§ EXERCISE BRIEF
Copy every record below exactly as written, but leave out the pictures.

(Dataset entries)
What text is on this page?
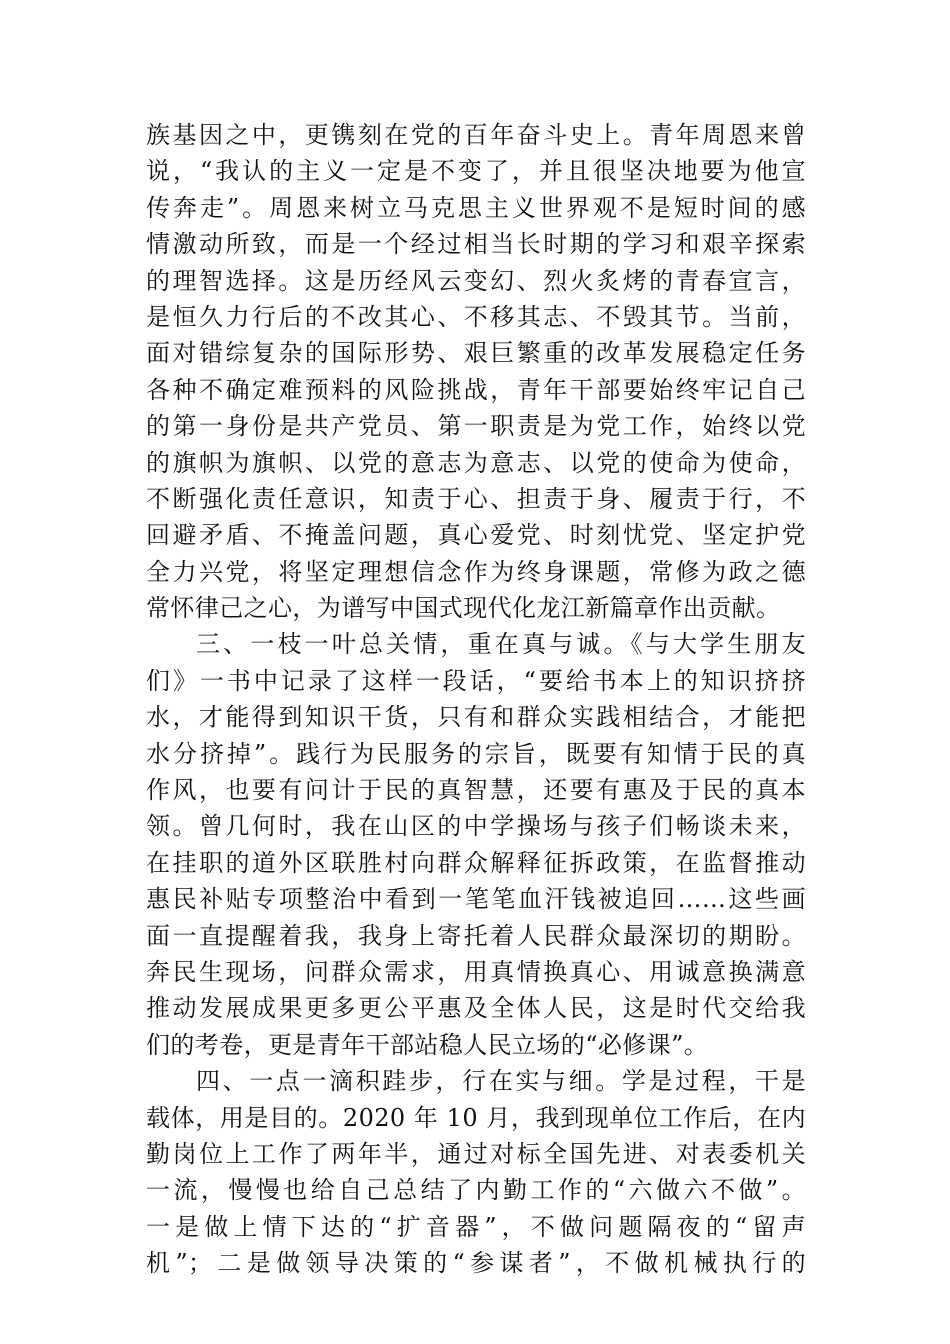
族基因之中，更镌刻在党的百年奋斗史上。青年周恩来曾
说，“我认的主义一定是不变了，并且很坚决地要为他宣
传奔走”。周恩来树立马克思主义世界观不是短时间的感
情激动所致，而是一个经过相当长时期的学习和艰辛探索
的理智选择。这是历经风云变幻、烈火炙烤的青春宣言，
是恒久力行后的不改其心、不移其志、不毁其节。当前，
面对错综复杂的国际形势、艰巨繁重的改革发展稳定任务
各种不确定难预料的风险挑战，青年干部要始终牢记自己
的第一身份是共产党员、第一职责是为党工作，始终以党
的旗帜为旗帜、以党的意志为意志、以党的使命为使命，
不断强化责任意识，知责于心、担责于身、履责于行，不
回避矛盾、不掩盖问题，真心爱党、时刻忧党、坚定护党
全力兴党，将坚定理想信念作为终身课题，常修为政之德
常怀律己之心，为谱写中国式现代化龙江新篇章作出贡献。
三、一枝一叶总关情，重在真与诚。《与大学生朋友
们》一书中记录了这样一段话，“要给书本上的知识挤挤
水，才能得到知识干货，只有和群众实践相结合，才能把
水分挤掉”。践行为民服务的宗旨，既要有知情于民的真
作风，也要有问计于民的真智慧，还要有惠及于民的真本
领。曾几何时，我在山区的中学操场与孩子们畅谈未来，
在挂职的道外区联胜村向群众解释征拆政策，在监督推动
惠民补贴专项整治中看到一笔笔血汗钱被追回……这些画
面一直提醒着我，我身上寄托着人民群众最深切的期盼。
奔民生现场，问群众需求，用真情换真心、用诚意换满意
推动发展成果更多更公平惠及全体人民，这是时代交给我
们的考卷，更是青年干部站稳人民立场的“必修课”。
四、一点一滴积跬步，行在实与细。学是过程，干是
载体，用是目的。2020 年 10 月，我到现单位工作后，在内
勤岗位上工作了两年半，通过对标全国先进、对表委机关
一流，慢慢也给自己总结了内勤工作的“六做六不做”。
一是做上情下达的“扩音器”，不做问题隔夜的“留声
机”；二是做领导决策的“参谋者”，不做机械执行的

§ WRITTEN RESPONSE
What text is on this page?
族基因之中，更镌刻在党的百年奋斗史上。青年周恩来曾
说，“我认的主义一定是不变了，并且很坚决地要为他宣
传奔走”。周恩来树立马克思主义世界观不是短时间的感
情激动所致，而是一个经过相当长时期的学习和艰辛探索
的理智选择。这是历经风云变幻、烈火炙烤的青春宣言，
是恒久力行后的不改其心、不移其志、不毁其节。当前，
面对错综复杂的国际形势、艰巨繁重的改革发展稳定任务
各种不确定难预料的风险挑战，青年干部要始终牢记自己
的第一身份是共产党员、第一职责是为党工作，始终以党
的旗帜为旗帜、以党的意志为意志、以党的使命为使命，
不断强化责任意识，知责于心、担责于身、履责于行，不
回避矛盾、不掩盖问题，真心爱党、时刻忧党、坚定护党
全力兴党，将坚定理想信念作为终身课题，常修为政之德
常怀律己之心，为谱写中国式现代化龙江新篇章作出贡献。
三、一枝一叶总关情，重在真与诚。《与大学生朋友
们》一书中记录了这样一段话，“要给书本上的知识挤挤
水，才能得到知识干货，只有和群众实践相结合，才能把
水分挤掉”。践行为民服务的宗旨，既要有知情于民的真
作风，也要有问计于民的真智慧，还要有惠及于民的真本
领。曾几何时，我在山区的中学操场与孩子们畅谈未来，
在挂职的道外区联胜村向群众解释征拆政策，在监督推动
惠民补贴专项整治中看到一笔笔血汗钱被追回……这些画
面一直提醒着我，我身上寄托着人民群众最深切的期盼。
奔民生现场，问群众需求，用真情换真心、用诚意换满意
推动发展成果更多更公平惠及全体人民，这是时代交给我
们的考卷，更是青年干部站稳人民立场的“必修课”。
四、一点一滴积跬步，行在实与细。学是过程，干是
载体，用是目的。2020 年 10 月，我到现单位工作后，在内
勤岗位上工作了两年半，通过对标全国先进、对表委机关
一流，慢慢也给自己总结了内勤工作的“六做六不做”。
一是做上情下达的“扩音器”，不做问题隔夜的“留声
机”；二是做领导决策的“参谋者”，不做机械执行的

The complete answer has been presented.